►
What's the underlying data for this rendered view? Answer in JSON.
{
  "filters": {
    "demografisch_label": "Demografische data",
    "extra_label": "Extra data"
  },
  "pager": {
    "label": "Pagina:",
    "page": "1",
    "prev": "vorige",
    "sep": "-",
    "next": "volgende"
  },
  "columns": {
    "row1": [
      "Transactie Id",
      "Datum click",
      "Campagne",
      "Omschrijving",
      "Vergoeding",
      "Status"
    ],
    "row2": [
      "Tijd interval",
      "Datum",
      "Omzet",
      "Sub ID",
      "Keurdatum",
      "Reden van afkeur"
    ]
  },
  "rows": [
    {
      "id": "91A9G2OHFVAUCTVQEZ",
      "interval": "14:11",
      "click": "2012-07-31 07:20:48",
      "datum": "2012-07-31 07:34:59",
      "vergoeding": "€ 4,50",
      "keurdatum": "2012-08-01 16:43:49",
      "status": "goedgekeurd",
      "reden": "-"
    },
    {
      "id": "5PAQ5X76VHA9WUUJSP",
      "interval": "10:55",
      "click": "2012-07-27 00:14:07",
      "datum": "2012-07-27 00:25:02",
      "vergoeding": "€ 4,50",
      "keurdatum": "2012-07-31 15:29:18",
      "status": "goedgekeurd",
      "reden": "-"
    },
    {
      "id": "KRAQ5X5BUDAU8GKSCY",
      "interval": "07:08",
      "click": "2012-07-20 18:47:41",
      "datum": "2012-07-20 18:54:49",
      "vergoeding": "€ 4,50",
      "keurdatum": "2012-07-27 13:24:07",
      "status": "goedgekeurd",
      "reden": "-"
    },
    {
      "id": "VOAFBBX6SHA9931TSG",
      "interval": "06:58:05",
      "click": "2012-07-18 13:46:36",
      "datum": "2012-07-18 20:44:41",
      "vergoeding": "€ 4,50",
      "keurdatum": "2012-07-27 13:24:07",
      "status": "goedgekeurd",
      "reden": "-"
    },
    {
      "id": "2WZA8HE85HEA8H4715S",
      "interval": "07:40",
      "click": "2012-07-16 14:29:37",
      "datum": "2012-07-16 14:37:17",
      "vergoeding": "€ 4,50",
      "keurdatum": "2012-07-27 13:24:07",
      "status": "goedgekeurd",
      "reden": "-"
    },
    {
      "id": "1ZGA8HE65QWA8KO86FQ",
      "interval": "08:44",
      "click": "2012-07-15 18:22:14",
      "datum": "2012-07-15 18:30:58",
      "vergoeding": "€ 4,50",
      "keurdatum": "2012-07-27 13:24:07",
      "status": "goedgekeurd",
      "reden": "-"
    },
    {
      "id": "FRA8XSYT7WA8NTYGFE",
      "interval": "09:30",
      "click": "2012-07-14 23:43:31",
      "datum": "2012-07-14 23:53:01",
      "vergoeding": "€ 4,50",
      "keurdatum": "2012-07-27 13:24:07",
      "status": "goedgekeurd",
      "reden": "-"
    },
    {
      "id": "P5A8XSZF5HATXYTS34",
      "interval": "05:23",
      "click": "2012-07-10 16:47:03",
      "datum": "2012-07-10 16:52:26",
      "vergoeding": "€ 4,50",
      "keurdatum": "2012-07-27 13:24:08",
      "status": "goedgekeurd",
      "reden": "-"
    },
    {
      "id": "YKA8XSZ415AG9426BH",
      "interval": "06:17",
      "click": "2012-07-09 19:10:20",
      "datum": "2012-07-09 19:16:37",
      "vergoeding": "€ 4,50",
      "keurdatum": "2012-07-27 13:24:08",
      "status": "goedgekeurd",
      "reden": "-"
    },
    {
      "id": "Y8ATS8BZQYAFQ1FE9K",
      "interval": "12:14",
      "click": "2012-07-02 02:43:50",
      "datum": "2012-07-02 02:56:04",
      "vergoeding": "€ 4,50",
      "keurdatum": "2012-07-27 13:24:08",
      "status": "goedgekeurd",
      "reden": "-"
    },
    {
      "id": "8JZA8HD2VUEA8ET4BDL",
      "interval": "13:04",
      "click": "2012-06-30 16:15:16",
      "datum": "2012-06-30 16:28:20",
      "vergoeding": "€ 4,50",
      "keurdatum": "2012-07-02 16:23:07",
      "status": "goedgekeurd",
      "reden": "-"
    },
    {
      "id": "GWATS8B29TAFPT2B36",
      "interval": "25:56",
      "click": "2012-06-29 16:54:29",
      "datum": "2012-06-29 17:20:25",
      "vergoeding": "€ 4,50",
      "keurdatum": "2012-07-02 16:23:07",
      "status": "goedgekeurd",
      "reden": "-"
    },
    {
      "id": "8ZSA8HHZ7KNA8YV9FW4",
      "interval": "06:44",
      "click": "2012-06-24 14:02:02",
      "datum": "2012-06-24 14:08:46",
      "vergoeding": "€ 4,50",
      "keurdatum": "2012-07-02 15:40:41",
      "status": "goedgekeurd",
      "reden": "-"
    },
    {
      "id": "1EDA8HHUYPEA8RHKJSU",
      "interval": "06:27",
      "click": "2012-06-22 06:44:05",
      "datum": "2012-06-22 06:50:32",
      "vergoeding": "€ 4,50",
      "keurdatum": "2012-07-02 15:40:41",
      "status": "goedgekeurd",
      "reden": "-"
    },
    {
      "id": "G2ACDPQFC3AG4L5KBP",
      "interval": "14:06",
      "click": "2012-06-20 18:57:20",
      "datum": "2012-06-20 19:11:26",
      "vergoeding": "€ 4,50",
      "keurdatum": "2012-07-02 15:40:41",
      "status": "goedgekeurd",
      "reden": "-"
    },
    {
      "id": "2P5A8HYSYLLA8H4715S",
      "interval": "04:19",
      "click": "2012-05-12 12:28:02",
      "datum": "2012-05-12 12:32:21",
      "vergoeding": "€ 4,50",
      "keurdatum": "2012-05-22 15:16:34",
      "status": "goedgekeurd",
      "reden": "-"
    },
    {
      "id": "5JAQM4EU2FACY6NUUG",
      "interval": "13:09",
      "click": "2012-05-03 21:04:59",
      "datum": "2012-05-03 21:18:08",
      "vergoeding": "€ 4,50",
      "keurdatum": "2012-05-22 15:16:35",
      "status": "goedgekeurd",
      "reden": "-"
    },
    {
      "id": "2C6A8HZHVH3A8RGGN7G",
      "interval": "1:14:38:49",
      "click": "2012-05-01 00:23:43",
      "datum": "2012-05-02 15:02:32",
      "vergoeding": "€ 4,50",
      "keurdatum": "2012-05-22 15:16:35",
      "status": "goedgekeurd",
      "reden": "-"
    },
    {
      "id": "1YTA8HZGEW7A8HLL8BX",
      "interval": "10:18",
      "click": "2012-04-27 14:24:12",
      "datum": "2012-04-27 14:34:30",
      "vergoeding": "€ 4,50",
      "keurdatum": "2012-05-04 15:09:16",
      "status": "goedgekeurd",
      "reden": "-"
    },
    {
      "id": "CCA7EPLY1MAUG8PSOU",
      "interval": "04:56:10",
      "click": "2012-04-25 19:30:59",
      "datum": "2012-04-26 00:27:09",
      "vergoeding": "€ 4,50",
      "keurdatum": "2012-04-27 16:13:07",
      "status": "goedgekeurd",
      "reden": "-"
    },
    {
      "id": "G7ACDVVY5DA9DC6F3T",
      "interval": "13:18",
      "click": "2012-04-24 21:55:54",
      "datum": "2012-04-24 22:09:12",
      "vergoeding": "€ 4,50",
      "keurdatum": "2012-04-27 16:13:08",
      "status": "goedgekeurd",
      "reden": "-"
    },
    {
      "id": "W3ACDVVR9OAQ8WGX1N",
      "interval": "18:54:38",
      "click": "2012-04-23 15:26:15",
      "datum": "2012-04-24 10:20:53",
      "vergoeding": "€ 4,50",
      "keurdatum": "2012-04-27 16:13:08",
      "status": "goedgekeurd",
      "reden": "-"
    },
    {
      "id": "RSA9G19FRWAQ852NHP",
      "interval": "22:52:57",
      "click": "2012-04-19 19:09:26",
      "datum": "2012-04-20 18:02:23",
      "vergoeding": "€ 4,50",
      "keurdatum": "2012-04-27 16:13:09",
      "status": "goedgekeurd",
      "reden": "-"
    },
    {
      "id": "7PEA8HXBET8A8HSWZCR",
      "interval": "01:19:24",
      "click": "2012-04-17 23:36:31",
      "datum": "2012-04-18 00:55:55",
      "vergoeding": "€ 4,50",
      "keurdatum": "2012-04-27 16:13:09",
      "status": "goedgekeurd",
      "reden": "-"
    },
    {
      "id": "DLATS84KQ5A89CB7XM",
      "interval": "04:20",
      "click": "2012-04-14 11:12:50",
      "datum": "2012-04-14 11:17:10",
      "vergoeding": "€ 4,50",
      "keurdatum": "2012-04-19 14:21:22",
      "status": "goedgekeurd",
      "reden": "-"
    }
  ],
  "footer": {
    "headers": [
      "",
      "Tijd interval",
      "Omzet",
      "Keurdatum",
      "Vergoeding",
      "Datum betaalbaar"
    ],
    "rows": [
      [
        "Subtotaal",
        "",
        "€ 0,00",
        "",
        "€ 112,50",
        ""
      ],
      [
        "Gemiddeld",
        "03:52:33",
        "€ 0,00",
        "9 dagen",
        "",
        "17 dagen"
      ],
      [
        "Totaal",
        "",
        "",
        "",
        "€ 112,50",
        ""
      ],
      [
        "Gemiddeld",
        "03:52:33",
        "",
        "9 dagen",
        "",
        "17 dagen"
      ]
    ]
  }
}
◄
AIM
In the entries above, find lines with "data" and copy each.

ANSWER TO THE PROBLEM
What's the underlying data for this rendered view? Answer in JSON.
    "demografisch_label": "Demografische data",
    "extra_label": "Extra data"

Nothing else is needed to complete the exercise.